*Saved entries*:

____________

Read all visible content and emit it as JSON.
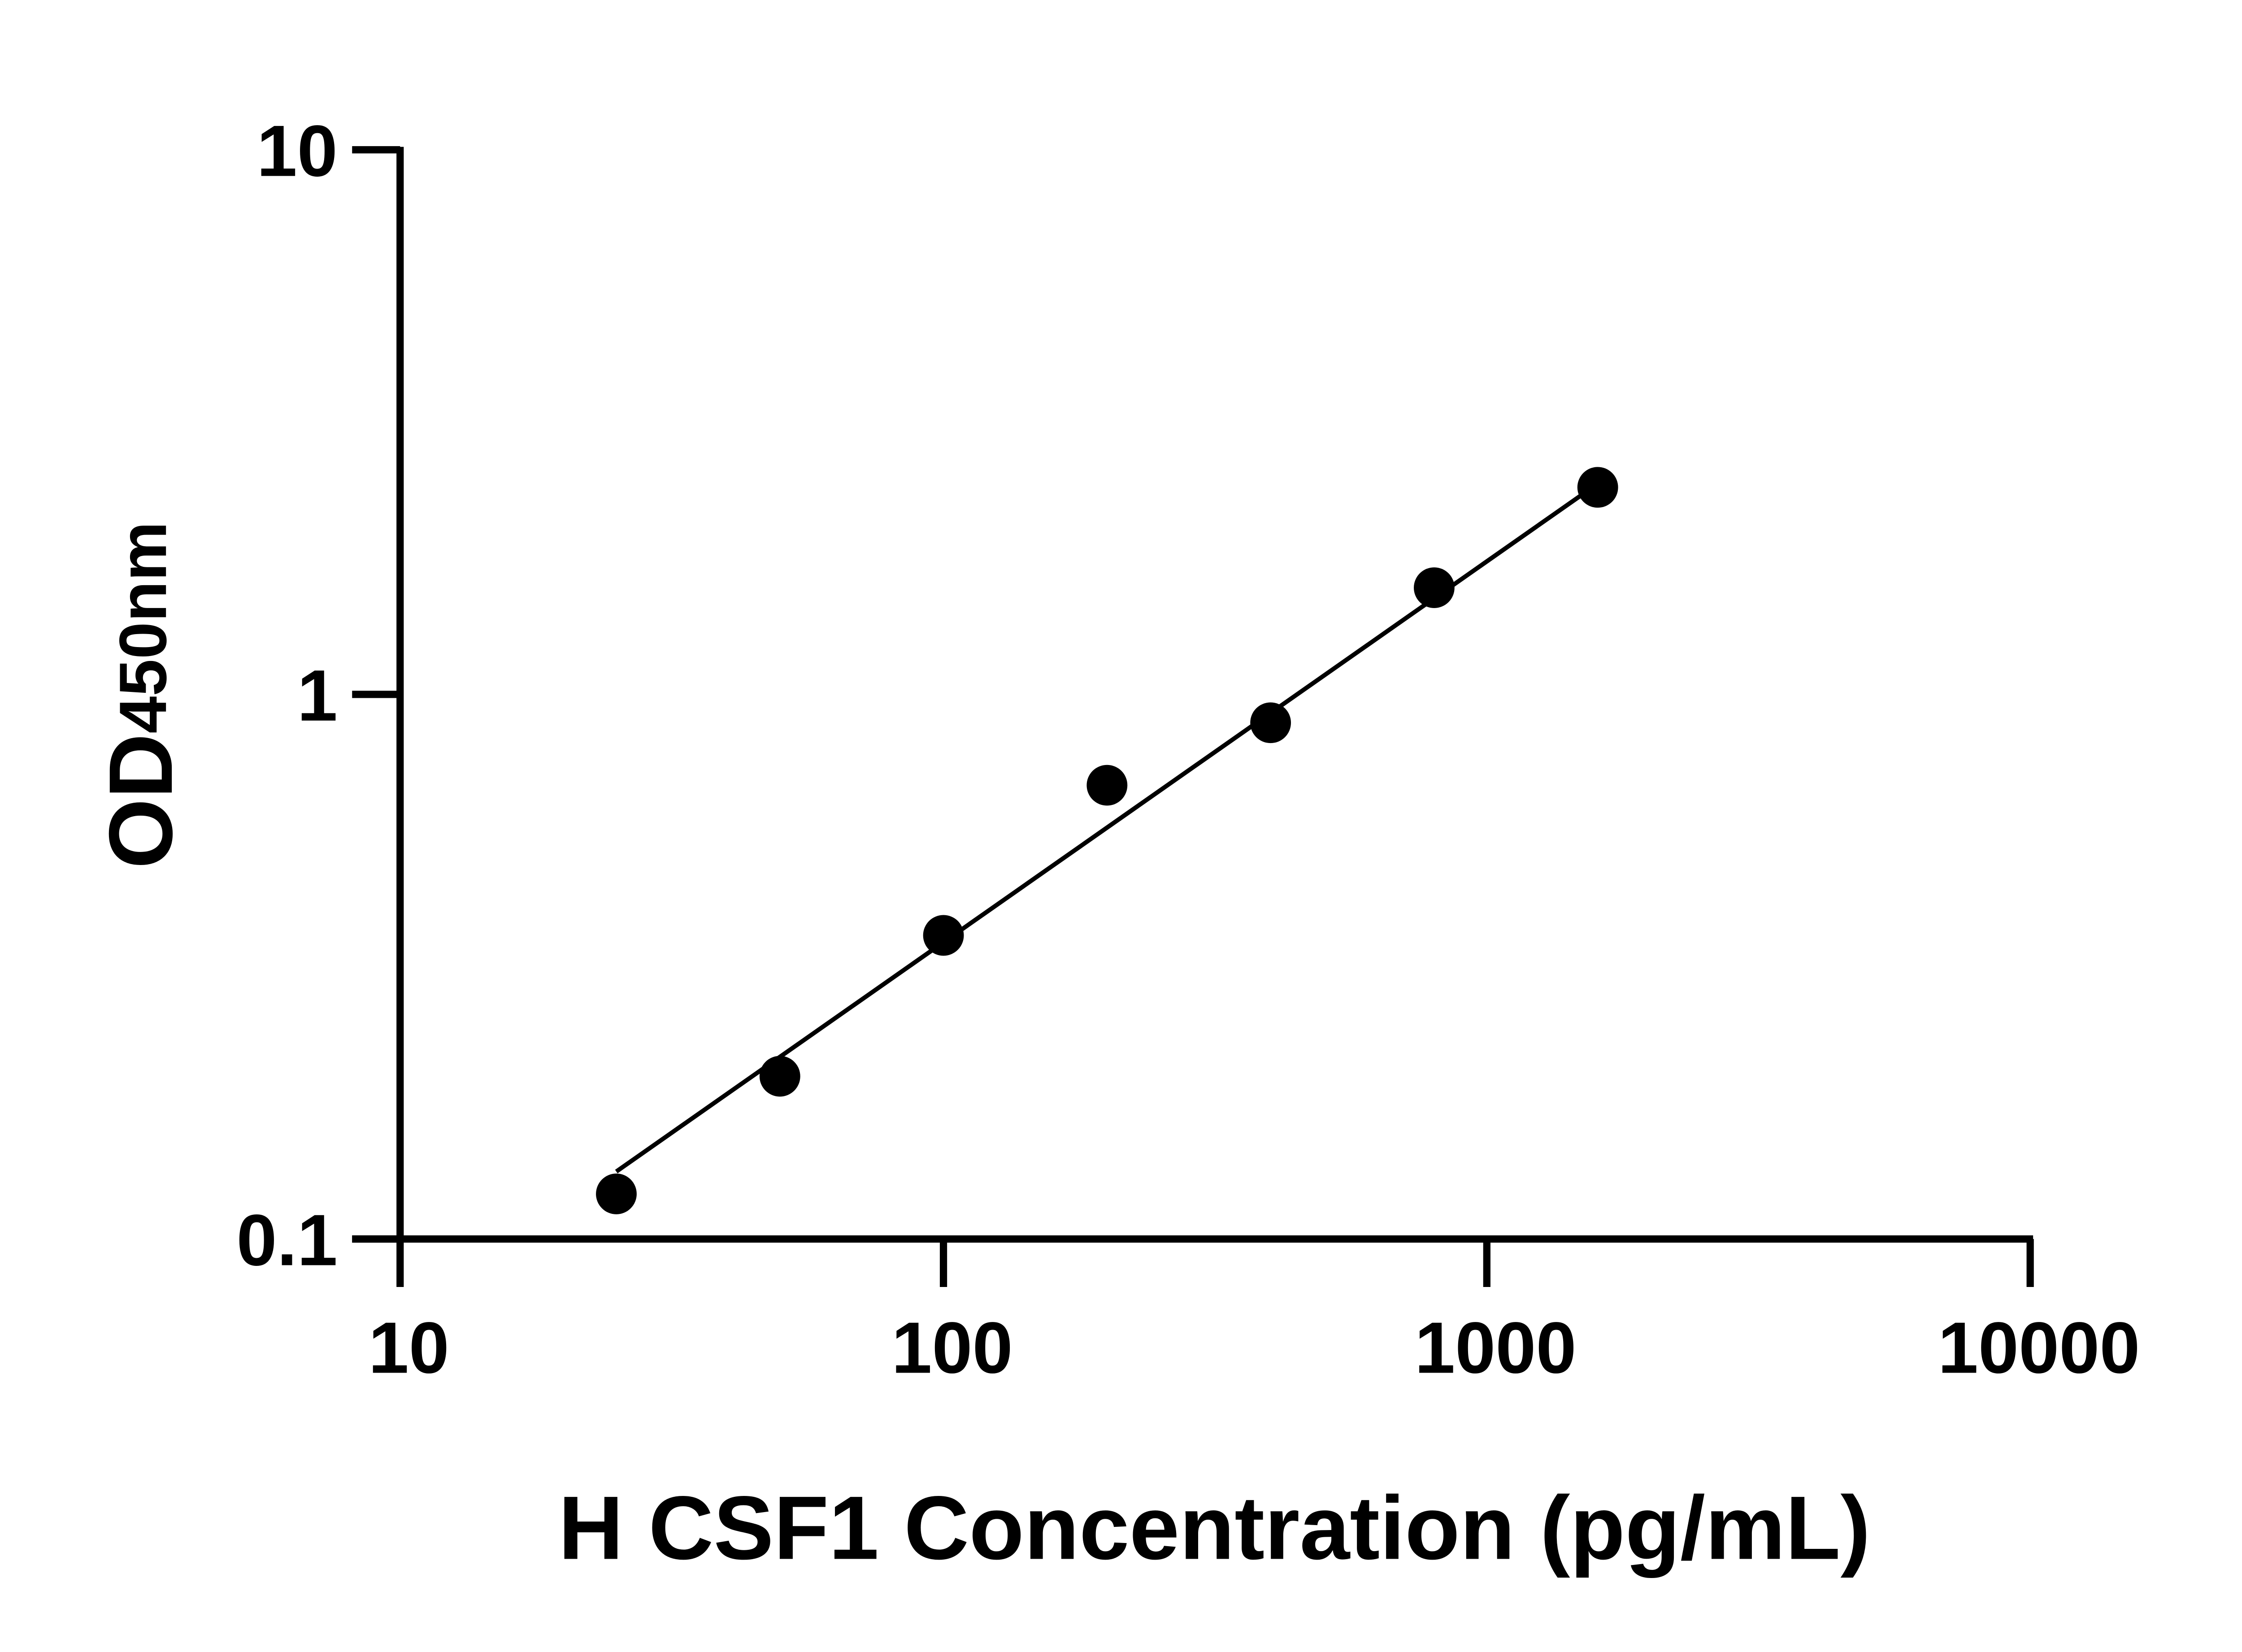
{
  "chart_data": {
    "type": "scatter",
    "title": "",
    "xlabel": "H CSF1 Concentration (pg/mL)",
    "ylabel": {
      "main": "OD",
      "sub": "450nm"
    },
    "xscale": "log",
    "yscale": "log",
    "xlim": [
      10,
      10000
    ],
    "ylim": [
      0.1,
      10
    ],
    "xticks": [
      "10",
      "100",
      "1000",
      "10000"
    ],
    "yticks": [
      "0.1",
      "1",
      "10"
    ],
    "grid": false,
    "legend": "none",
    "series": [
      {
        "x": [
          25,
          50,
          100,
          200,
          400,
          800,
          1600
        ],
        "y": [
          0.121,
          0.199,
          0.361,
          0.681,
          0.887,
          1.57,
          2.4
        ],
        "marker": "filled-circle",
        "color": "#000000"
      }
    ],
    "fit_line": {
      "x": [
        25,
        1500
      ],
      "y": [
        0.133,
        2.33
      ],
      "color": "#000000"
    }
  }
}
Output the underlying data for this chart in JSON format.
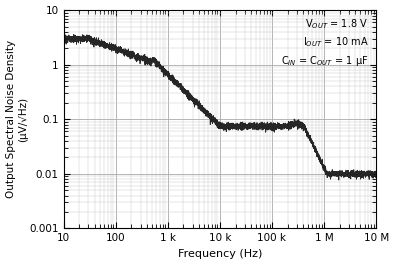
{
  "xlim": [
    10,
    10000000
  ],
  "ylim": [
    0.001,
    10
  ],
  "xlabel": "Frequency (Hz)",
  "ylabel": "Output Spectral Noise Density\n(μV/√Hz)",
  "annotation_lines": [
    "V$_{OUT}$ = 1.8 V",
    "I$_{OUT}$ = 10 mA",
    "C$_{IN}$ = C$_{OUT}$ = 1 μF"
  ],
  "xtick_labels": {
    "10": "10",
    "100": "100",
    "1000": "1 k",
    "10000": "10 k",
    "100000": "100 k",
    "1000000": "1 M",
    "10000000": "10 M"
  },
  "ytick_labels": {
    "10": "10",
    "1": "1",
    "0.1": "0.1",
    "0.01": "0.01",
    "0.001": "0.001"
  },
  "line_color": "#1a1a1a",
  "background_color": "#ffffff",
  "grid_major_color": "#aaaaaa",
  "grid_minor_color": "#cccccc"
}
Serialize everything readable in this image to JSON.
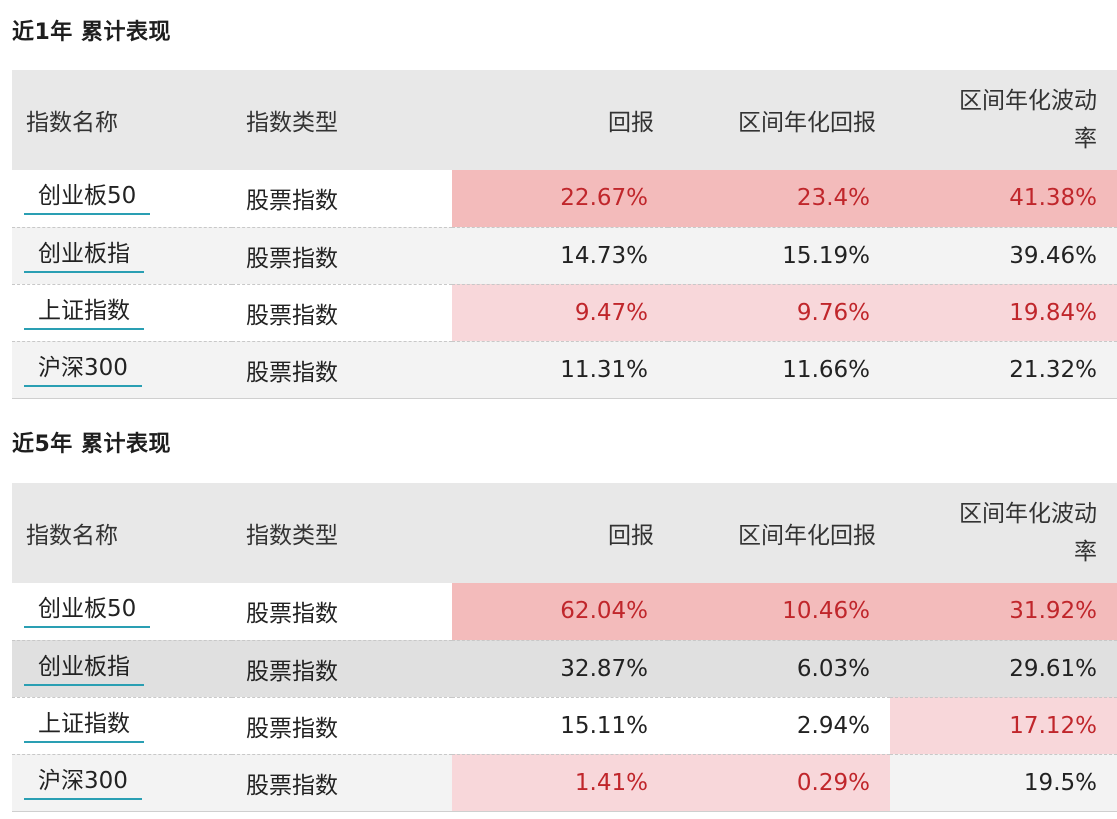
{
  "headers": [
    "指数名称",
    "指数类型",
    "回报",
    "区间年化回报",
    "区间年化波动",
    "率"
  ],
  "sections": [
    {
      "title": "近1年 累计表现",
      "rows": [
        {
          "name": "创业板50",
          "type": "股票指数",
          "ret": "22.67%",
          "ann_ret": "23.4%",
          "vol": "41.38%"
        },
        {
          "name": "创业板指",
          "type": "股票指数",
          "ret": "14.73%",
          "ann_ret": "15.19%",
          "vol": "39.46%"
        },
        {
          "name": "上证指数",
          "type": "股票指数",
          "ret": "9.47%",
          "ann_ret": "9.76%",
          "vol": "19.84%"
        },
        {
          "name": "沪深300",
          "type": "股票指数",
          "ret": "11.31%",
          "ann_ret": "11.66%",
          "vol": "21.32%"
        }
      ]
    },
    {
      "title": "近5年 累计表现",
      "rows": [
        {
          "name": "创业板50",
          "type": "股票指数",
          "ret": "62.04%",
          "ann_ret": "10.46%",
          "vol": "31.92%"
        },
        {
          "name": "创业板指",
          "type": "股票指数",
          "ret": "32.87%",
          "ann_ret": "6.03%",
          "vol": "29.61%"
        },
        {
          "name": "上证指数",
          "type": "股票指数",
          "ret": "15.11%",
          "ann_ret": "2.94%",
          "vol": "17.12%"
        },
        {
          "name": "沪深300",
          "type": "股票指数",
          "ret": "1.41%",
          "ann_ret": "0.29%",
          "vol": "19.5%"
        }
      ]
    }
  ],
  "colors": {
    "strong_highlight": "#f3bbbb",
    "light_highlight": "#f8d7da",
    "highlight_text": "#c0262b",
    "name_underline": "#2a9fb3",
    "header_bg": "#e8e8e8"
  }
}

____________

*Work to complete*: Each line of the material must be retyped exactly, except that images are omitted.

*Task result*:
Read all visible content and emit it as JSON.
{
  "chart_data": {
    "type": "scatter",
    "title": "",
    "xlabel": "H CSF1 Concentration (pg/mL)",
    "ylabel": {
      "main": "OD",
      "sub": "450nm"
    },
    "xscale": "log",
    "yscale": "log",
    "xlim": [
      10,
      10000
    ],
    "ylim": [
      0.1,
      10
    ],
    "xticks": [
      "10",
      "100",
      "1000",
      "10000"
    ],
    "yticks": [
      "0.1",
      "1",
      "10"
    ],
    "grid": false,
    "legend": "none",
    "series": [
      {
        "x": [
          25,
          50,
          100,
          200,
          400,
          800,
          1600
        ],
        "y": [
          0.121,
          0.199,
          0.361,
          0.681,
          0.887,
          1.57,
          2.4
        ],
        "marker": "filled-circle",
        "color": "#000000"
      }
    ],
    "fit_line": {
      "x": [
        25,
        1500
      ],
      "y": [
        0.133,
        2.33
      ],
      "color": "#000000"
    }
  }
}
Output the underlying data for this chart in JSON format.
{
  "xlim": [
    10,
    10000000
  ],
  "ylim": [
    0.001,
    10
  ],
  "xlabel": "Frequency (Hz)",
  "ylabel": "Output Spectral Noise Density\n(μV/√Hz)",
  "annotation_lines": [
    "V$_{OUT}$ = 1.8 V",
    "I$_{OUT}$ = 10 mA",
    "C$_{IN}$ = C$_{OUT}$ = 1 μF"
  ],
  "xtick_labels": {
    "10": "10",
    "100": "100",
    "1000": "1 k",
    "10000": "10 k",
    "100000": "100 k",
    "1000000": "1 M",
    "10000000": "10 M"
  },
  "ytick_labels": {
    "10": "10",
    "1": "1",
    "0.1": "0.1",
    "0.01": "0.01",
    "0.001": "0.001"
  },
  "line_color": "#1a1a1a",
  "background_color": "#ffffff",
  "grid_major_color": "#aaaaaa",
  "grid_minor_color": "#cccccc"
}
Serialize everything readable in this image to JSON.
{
  "headers": [
    "指数名称",
    "指数类型",
    "回报",
    "区间年化回报",
    "区间年化波动",
    "率"
  ],
  "sections": [
    {
      "title": "近1年 累计表现",
      "rows": [
        {
          "name": "创业板50",
          "type": "股票指数",
          "ret": "22.67%",
          "ann_ret": "23.4%",
          "vol": "41.38%"
        },
        {
          "name": "创业板指",
          "type": "股票指数",
          "ret": "14.73%",
          "ann_ret": "15.19%",
          "vol": "39.46%"
        },
        {
          "name": "上证指数",
          "type": "股票指数",
          "ret": "9.47%",
          "ann_ret": "9.76%",
          "vol": "19.84%"
        },
        {
          "name": "沪深300",
          "type": "股票指数",
          "ret": "11.31%",
          "ann_ret": "11.66%",
          "vol": "21.32%"
        }
      ]
    },
    {
      "title": "近5年 累计表现",
      "rows": [
        {
          "name": "创业板50",
          "type": "股票指数",
          "ret": "62.04%",
          "ann_ret": "10.46%",
          "vol": "31.92%"
        },
        {
          "name": "创业板指",
          "type": "股票指数",
          "ret": "32.87%",
          "ann_ret": "6.03%",
          "vol": "29.61%"
        },
        {
          "name": "上证指数",
          "type": "股票指数",
          "ret": "15.11%",
          "ann_ret": "2.94%",
          "vol": "17.12%"
        },
        {
          "name": "沪深300",
          "type": "股票指数",
          "ret": "1.41%",
          "ann_ret": "0.29%",
          "vol": "19.5%"
        }
      ]
    }
  ],
  "colors": {
    "strong_highlight": "#f3bbbb",
    "light_highlight": "#f8d7da",
    "highlight_text": "#c0262b",
    "name_underline": "#2a9fb3",
    "header_bg": "#e8e8e8"
  }
}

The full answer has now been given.